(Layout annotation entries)
◇ ◇ ◇

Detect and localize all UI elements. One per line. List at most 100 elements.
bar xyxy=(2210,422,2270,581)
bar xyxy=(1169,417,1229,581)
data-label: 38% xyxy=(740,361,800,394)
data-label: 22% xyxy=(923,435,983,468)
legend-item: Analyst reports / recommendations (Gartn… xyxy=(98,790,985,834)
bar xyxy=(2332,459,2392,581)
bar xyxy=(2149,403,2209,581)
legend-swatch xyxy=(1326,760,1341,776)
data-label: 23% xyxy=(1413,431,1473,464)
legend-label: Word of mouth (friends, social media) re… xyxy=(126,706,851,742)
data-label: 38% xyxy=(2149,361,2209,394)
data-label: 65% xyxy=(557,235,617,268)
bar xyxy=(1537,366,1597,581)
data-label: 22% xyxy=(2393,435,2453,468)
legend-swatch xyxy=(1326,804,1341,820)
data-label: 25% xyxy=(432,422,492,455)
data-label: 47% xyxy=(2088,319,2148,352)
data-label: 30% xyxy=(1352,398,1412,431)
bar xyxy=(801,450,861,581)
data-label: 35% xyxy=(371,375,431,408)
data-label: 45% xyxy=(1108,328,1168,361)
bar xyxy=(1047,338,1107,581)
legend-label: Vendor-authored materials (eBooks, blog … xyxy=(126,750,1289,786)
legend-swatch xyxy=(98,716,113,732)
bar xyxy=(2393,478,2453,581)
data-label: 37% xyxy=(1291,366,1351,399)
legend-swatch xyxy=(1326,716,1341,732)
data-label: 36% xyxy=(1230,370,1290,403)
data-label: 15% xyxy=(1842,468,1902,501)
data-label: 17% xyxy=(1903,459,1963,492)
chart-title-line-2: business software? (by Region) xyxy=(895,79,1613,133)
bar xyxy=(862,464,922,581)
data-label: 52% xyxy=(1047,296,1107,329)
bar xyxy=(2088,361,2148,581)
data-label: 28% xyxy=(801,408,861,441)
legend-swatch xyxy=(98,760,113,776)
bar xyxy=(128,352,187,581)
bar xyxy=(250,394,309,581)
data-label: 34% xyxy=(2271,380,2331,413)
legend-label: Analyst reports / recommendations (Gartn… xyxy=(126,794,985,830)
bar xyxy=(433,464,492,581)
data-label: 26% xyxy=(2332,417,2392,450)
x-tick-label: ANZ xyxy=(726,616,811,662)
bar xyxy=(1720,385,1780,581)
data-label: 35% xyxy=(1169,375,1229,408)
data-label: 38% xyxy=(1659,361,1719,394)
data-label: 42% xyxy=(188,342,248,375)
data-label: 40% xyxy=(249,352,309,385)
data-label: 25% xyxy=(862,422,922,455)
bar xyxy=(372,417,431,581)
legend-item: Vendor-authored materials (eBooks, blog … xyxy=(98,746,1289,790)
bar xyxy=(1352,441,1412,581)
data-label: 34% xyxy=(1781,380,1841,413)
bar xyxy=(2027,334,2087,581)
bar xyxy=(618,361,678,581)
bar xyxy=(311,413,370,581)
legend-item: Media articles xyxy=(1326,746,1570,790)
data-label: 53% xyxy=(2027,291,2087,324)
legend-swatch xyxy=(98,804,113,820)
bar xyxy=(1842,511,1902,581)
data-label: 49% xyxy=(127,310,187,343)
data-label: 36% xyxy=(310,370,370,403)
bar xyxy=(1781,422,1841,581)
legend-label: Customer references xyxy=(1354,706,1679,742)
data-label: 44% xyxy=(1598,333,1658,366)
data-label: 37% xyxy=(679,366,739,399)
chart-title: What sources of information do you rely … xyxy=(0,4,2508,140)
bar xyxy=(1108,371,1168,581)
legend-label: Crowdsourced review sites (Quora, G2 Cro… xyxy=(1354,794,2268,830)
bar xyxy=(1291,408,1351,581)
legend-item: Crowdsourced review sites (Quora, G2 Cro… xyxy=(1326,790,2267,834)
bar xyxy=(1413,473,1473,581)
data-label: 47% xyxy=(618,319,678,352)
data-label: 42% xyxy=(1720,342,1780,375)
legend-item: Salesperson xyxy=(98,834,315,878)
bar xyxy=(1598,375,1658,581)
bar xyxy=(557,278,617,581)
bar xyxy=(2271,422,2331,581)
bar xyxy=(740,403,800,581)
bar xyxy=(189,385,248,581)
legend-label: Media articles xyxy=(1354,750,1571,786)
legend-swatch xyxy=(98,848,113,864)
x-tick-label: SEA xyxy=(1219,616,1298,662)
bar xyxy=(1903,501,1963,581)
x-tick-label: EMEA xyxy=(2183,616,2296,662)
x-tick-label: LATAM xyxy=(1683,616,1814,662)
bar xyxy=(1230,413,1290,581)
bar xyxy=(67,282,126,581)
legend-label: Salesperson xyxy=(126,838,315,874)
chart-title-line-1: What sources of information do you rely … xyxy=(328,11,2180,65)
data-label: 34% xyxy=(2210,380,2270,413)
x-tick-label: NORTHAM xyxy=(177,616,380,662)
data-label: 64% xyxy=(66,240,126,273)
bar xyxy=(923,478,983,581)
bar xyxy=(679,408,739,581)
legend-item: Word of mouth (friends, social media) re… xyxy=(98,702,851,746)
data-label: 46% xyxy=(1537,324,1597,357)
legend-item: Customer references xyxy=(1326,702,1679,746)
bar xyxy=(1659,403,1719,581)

◇ ◇ ◇

Lay out every line of the entries above as a Markdown table with two columns, "Index" for the row number and "Content" for the line itself. Leave out any blank lines.

| Index | Content |
|---|---|
| 1 | Detect and localize all UI elements. One per line. List at most 100 elements. |
| 2 | bar xyxy=(2210,422,2270,581) |
| 3 | bar xyxy=(1169,417,1229,581) |
| 4 | data-label: 38% xyxy=(740,361,800,394) |
| 5 | data-label: 22% xyxy=(923,435,983,468) |
| 6 | legend-item: Analyst reports / recommendations (Gartn… xyxy=(98,790,985,834) |
| 7 | bar xyxy=(2332,459,2392,581) |
| 8 | bar xyxy=(2149,403,2209,581) |
| 9 | legend-swatch xyxy=(1326,760,1341,776) |
| 10 | data-label: 23% xyxy=(1413,431,1473,464) |
| 11 | legend-label: Word of mouth (friends, social media) re… xyxy=(126,706,851,742) |
| 12 | data-label: 38% xyxy=(2149,361,2209,394) |
| 13 | data-label: 65% xyxy=(557,235,617,268) |
| 14 | bar xyxy=(1537,366,1597,581) |
| 15 | data-label: 22% xyxy=(2393,435,2453,468) |
| 16 | legend-swatch xyxy=(1326,804,1341,820) |
| 17 | data-label: 25% xyxy=(432,422,492,455) |
| 18 | data-label: 47% xyxy=(2088,319,2148,352) |
| 19 | data-label: 30% xyxy=(1352,398,1412,431) |
| 20 | bar xyxy=(801,450,861,581) |
| 21 | data-label: 35% xyxy=(371,375,431,408) |
| 22 | data-label: 45% xyxy=(1108,328,1168,361) |
| 23 | bar xyxy=(1047,338,1107,581) |
| 24 | legend-label: Vendor-authored materials (eBooks, blog … xyxy=(126,750,1289,786) |
| 25 | legend-swatch xyxy=(98,716,113,732) |
| 26 | bar xyxy=(2393,478,2453,581) |
| 27 | data-label: 37% xyxy=(1291,366,1351,399) |
| 28 | legend-swatch xyxy=(1326,716,1341,732) |
| 29 | data-label: 36% xyxy=(1230,370,1290,403) |
| 30 | data-label: 15% xyxy=(1842,468,1902,501) |
| 31 | data-label: 17% xyxy=(1903,459,1963,492) |
| 32 | chart-title-line-2: business software? (by Region) xyxy=(895,79,1613,133) |
| 33 | bar xyxy=(862,464,922,581) |
| 34 | data-label: 52% xyxy=(1047,296,1107,329) |
| 35 | bar xyxy=(2088,361,2148,581) |
| 36 | data-label: 28% xyxy=(801,408,861,441) |
| 37 | legend-swatch xyxy=(98,760,113,776) |
| 38 | bar xyxy=(128,352,187,581) |
| 39 | bar xyxy=(250,394,309,581) |
| 40 | data-label: 34% xyxy=(2271,380,2331,413) |
| 41 | legend-label: Analyst reports / recommendations (Gartn… xyxy=(126,794,985,830) |
| 42 | bar xyxy=(433,464,492,581) |
| 43 | data-label: 26% xyxy=(2332,417,2392,450) |
| 44 | x-tick-label: ANZ xyxy=(726,616,811,662) |
| 45 | bar xyxy=(1720,385,1780,581) |
| 46 | data-label: 35% xyxy=(1169,375,1229,408) |
| 47 | data-label: 38% xyxy=(1659,361,1719,394) |
| 48 | data-label: 42% xyxy=(188,342,248,375) |
| 49 | data-label: 40% xyxy=(249,352,309,385) |
| 50 | data-label: 25% xyxy=(862,422,922,455) |
| 51 | bar xyxy=(372,417,431,581) |
| 52 | legend-item: Vendor-authored materials (eBooks, blog … xyxy=(98,746,1289,790) |
| 53 | bar xyxy=(1352,441,1412,581) |
| 54 | data-label: 34% xyxy=(1781,380,1841,413) |
| 55 | bar xyxy=(2027,334,2087,581) |
| 56 | bar xyxy=(618,361,678,581) |
| 57 | bar xyxy=(311,413,370,581) |
| 58 | legend-item: Media articles xyxy=(1326,746,1570,790) |
| 59 | data-label: 53% xyxy=(2027,291,2087,324) |
| 60 | legend-swatch xyxy=(98,804,113,820) |
| 61 | bar xyxy=(1842,511,1902,581) |
| 62 | data-label: 49% xyxy=(127,310,187,343) |
| 63 | data-label: 36% xyxy=(310,370,370,403) |
| 64 | bar xyxy=(1781,422,1841,581) |
| 65 | legend-label: Customer references xyxy=(1354,706,1679,742) |
| 66 | data-label: 44% xyxy=(1598,333,1658,366) |
| 67 | data-label: 37% xyxy=(679,366,739,399) |
| 68 | chart-title: What sources of information do you rely … xyxy=(0,4,2508,140) |
| 69 | bar xyxy=(1108,371,1168,581) |
| 70 | legend-label: Crowdsourced review sites (Quora, G2 Cro… xyxy=(1354,794,2268,830) |
| 71 | bar xyxy=(1291,408,1351,581) |
| 72 | legend-item: Crowdsourced review sites (Quora, G2 Cro… xyxy=(1326,790,2267,834) |
| 73 | bar xyxy=(1413,473,1473,581) |
| 74 | data-label: 47% xyxy=(618,319,678,352) |
| 75 | data-label: 42% xyxy=(1720,342,1780,375) |
| 76 | legend-item: Salesperson xyxy=(98,834,315,878) |
| 77 | bar xyxy=(1598,375,1658,581) |
| 78 | bar xyxy=(557,278,617,581) |
| 79 | bar xyxy=(2271,422,2331,581) |
| 80 | bar xyxy=(740,403,800,581) |
| 81 | bar xyxy=(189,385,248,581) |
| 82 | legend-label: Media articles xyxy=(1354,750,1571,786) |
| 83 | legend-swatch xyxy=(98,848,113,864) |
| 84 | x-tick-label: SEA xyxy=(1219,616,1298,662) |
| 85 | bar xyxy=(1903,501,1963,581) |
| 86 | x-tick-label: EMEA xyxy=(2183,616,2296,662) |
| 87 | x-tick-label: LATAM xyxy=(1683,616,1814,662) |
| 88 | bar xyxy=(1230,413,1290,581) |
| 89 | bar xyxy=(67,282,126,581) |
| 90 | legend-label: Salesperson xyxy=(126,838,315,874) |
| 91 | chart-title-line-1: What sources of information do you rely … xyxy=(328,11,2180,65) |
| 92 | data-label: 34% xyxy=(2210,380,2270,413) |
| 93 | x-tick-label: NORTHAM xyxy=(177,616,380,662) |
| 94 | data-label: 64% xyxy=(66,240,126,273) |
| 95 | bar xyxy=(923,478,983,581) |
| 96 | bar xyxy=(679,408,739,581) |
| 97 | legend-item: Word of mouth (friends, social media) re… xyxy=(98,702,851,746) |
| 98 | data-label: 46% xyxy=(1537,324,1597,357) |
| 99 | legend-item: Customer references xyxy=(1326,702,1679,746) |
| 100 | bar xyxy=(1659,403,1719,581) |